**SUPPLIED PASSAGE:**
• • •

Posted by Bob Warfield on December 5, 2007

One of the things that makes Social Networks exciting is their network effect.  Each new user adds more value to the network than the prior user; the value is in the connectedness of the thing, not the software.  This means it gets easier the larger such networks grow because they deliver more value as they get larger.  It’s easier to roll a snowball down the hill than a heavy rock up the hill.  Crossing the chasm is all about the heavy rock.  A startup gets a great idea that only appeals to early adopters, and it gets harder and harder to roll the rock up the hill as later stage adopters become the target audience.

Perhaps the best example of the awesome power of network effects I’ve ever come across is eBay.  Once upon a time there were many auction sites, now there is essentially one because of it.  The dynamics worked something like this.  Each additional buyer meant more bidders on each item for sale.  That meant the item was more likely to sell and at a higher price.  This attracted more sellers, because they could make more money.  That meant more of a selection for buyers, and it limited how high prices could go.  So more buyers came to bid.  That’s what I call a virtuous cycle, and eBay rode it fast and furiously to the very successful place they’re in now.

SaaS is now starting to show signs of similar network effects.  Salesforce is rolling out customer data sharing, which it hopes will generate this sort of advantage.  The idea is to make it easy to securely share information from your Salesforce application with other companies who are (presumably) your partners.  For example, you could share sales leads.  Given that Salesforce will shortly have 1 million users, you can see where the eBay analogy starts to fit in. 

Larry Dignan sees this as Salesforce “creating a moat around it’s customer base” to create a competitive advantage and barrier.  Given that the pricing is $100 per month per company users invite to share, I think Salesforce is couching this more as a revenue opportunity than a competitive barrier.  It’s hard to believe that adding a few database records within their multitenant system to allow information cross pollination could be remotely that expensive.  George Hu, Salesforce’s EVP of products and marketing says they’re pricing it for mass adoption, but that seems a stretch when you consider each company you share is the equivalent of a very expensive salesforce seat.  Given their average customer has 20 or so seats, each partner they want to give access counts as another seat.  Nevertheless, it may still be a valuable enough service to be well worth the price.  I’ve been surprised before at how expensive some Salesforce offerings, such as Force, are.  People tell me this is an artifact of their Oracle-based culture.  Certainly Oracle has never been a low cost provider of anything!

• • •

**EXTRACTED DATA:**
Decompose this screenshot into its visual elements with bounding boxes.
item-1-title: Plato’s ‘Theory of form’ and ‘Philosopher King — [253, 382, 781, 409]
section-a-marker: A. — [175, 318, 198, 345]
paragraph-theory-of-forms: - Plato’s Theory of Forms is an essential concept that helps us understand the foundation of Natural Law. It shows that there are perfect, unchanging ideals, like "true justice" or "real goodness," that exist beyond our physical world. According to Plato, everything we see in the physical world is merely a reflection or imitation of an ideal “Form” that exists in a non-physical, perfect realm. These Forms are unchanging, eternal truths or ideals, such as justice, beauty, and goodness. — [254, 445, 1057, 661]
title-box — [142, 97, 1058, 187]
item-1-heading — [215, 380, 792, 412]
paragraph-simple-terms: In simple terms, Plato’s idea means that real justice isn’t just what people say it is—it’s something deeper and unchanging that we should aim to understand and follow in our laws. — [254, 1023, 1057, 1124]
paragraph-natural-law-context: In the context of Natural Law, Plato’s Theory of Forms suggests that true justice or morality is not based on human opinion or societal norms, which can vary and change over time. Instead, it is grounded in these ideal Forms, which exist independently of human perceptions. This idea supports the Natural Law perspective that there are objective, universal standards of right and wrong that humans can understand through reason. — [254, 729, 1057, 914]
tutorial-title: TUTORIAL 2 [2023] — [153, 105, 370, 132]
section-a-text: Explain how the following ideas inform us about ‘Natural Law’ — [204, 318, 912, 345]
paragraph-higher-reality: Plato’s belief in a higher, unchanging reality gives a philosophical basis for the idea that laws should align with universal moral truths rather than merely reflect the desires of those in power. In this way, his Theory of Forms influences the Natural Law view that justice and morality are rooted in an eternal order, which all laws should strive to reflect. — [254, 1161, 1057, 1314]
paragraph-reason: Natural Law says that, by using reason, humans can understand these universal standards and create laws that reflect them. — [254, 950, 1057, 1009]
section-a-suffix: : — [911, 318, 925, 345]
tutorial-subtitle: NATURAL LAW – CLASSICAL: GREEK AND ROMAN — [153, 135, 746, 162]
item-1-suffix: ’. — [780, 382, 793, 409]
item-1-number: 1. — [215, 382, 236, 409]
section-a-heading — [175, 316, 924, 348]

• • •

**WORK INSTRUCTION A:** List every person named in the post on SaaS network effects.
**WORK INSTRUCTION B:** Extend the post on SaaS network effects from its final sentence onward.
The records are material separate from the post on SaaS network effects.

**TASK ANSWER A:** Bob Warfield, Larry Dignan, George Hu

**TASK ANSWER B:**
Another example of network effects for SaaS was mentioned by Zoli in his blog.  He was talking about the value of benchmarking information.  This is an area that is hugely valuable, and the information is very hard to get.  Whatever it is you do, imagine being able to get benchmarks on how your industry does the same thing.  The most obvious is benchmarking on salaries and other compensation.  We all want to track that information down when it comes time to agree on a pay rate!  But almost everything could benefit from some benchmarking.  Take corporate travel.  It would be interesting to know how your company fares (no pun intended!) relative to others in terms of whether you are getting good deals on air fares and hotels.  What about meals?  What would you do if you learned your staff were spending in the 99th percentile on meals during business travel, for example?

Suppose you have a SaaS company doing some sort of analysis for your customers.  You could provide them additional insights by showing them benchmarks for various metrics based on vertical industry.  Concur does expense reporting and travel, for example.  They could give you the comparitive travel information I mention above.  Lucid Era does reporting on the sales cycle.  They could tell you a lot of interesting information about how your sales cycle and pipeline compare to others.  Xactly reports on sales compensation.  Would you like to know relative to your vertical industry peers whether you pay your sales people more or less to close each incremental $1 of revenue?

SaaS companies are in a unique position to create benchmark information by analyzing the data in their multitenant systems.  To succeed, they need the willing permission of the real owners of the information, lest they suffer a Facebook Beacon-style backlash.  However, given reasonable privacy safeguards, it is often possible to secure permission.  The most obvious safeguard is that benchmarks are aggregates.  You’re presenting the average of a large number of datapoints, so the likelihood of discovering an individual datapoint is low.  What does this have to do with network effects?  The more datapoints, the better the benchmark.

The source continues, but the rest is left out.